## EXERCISE
Here are some entries; quote each one exactly.

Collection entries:
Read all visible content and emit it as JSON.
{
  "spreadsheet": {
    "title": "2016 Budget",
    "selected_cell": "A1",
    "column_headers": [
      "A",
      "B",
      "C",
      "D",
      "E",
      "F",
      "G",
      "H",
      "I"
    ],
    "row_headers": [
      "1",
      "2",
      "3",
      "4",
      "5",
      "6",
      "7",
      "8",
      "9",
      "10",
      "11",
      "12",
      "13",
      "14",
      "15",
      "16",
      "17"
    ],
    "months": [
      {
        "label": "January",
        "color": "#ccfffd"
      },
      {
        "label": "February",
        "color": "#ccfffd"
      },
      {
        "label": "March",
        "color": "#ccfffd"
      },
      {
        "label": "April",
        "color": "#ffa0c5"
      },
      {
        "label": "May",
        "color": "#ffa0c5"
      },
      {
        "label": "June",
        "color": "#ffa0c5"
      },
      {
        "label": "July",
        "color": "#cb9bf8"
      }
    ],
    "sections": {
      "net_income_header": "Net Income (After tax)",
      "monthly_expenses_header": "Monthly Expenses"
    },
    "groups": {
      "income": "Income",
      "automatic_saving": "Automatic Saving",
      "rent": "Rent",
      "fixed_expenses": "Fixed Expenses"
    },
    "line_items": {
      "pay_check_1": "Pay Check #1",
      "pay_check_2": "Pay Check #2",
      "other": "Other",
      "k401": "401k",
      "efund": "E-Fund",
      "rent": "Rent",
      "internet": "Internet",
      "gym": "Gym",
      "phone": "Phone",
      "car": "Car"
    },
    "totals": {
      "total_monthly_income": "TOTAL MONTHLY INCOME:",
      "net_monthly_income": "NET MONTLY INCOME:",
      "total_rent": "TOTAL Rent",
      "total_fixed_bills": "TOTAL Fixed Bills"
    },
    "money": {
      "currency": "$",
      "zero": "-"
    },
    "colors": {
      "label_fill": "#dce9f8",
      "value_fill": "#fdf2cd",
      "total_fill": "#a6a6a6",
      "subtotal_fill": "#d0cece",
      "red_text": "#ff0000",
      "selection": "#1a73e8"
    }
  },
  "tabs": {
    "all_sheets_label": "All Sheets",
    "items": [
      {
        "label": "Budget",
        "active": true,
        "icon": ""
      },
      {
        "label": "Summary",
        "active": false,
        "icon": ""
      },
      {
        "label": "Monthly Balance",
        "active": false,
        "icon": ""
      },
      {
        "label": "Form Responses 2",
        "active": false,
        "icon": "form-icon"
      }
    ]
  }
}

## RESULT OF THE EXERCISE
Read all visible content and emit it as JSON.
{
  "spreadsheet": {
    "title": "2016 Budget",
    "selected_cell": "A1",
    "column_headers": [
      "A",
      "B",
      "C",
      "D",
      "E",
      "F",
      "G",
      "H",
      "I"
    ],
    "row_headers": [
      "1",
      "2",
      "3",
      "4",
      "5",
      "6",
      "7",
      "8",
      "9",
      "10",
      "11",
      "12",
      "13",
      "14",
      "15",
      "16",
      "17"
    ],
    "months": [
      {
        "label": "January",
        "color": "#ccfffd"
      },
      {
        "label": "February",
        "color": "#ccfffd"
      },
      {
        "label": "March",
        "color": "#ccfffd"
      },
      {
        "label": "April",
        "color": "#ffa0c5"
      },
      {
        "label": "May",
        "color": "#ffa0c5"
      },
      {
        "label": "June",
        "color": "#ffa0c5"
      },
      {
        "label": "July",
        "color": "#cb9bf8"
      }
    ],
    "sections": {
      "net_income_header": "Net Income (After tax)",
      "monthly_expenses_header": "Monthly Expenses"
    },
    "groups": {
      "income": "Income",
      "automatic_saving": "Automatic Saving",
      "rent": "Rent",
      "fixed_expenses": "Fixed Expenses"
    },
    "line_items": {
      "pay_check_1": "Pay Check #1",
      "pay_check_2": "Pay Check #2",
      "other": "Other",
      "k401": "401k",
      "efund": "E-Fund",
      "rent": "Rent",
      "internet": "Internet",
      "gym": "Gym",
      "phone": "Phone",
      "car": "Car"
    },
    "totals": {
      "total_monthly_income": "TOTAL MONTHLY INCOME:",
      "net_monthly_income": "NET MONTLY INCOME:",
      "total_rent": "TOTAL Rent",
      "total_fixed_bills": "TOTAL Fixed Bills"
    },
    "money": {
      "currency": "$",
      "zero": "-"
    },
    "colors": {
      "label_fill": "#dce9f8",
      "value_fill": "#fdf2cd",
      "total_fill": "#a6a6a6",
      "subtotal_fill": "#d0cece",
      "red_text": "#ff0000",
      "selection": "#1a73e8"
    }
  },
  "tabs": {
    "all_sheets_label": "All Sheets",
    "items": [
      {
        "label": "Budget",
        "active": true,
        "icon": ""
      },
      {
        "label": "Summary",
        "active": false,
        "icon": ""
      },
      {
        "label": "Monthly Balance",
        "active": false,
        "icon": ""
      },
      {
        "label": "Form Responses 2",
        "active": false,
        "icon": "form-icon"
      }
    ]
  }
}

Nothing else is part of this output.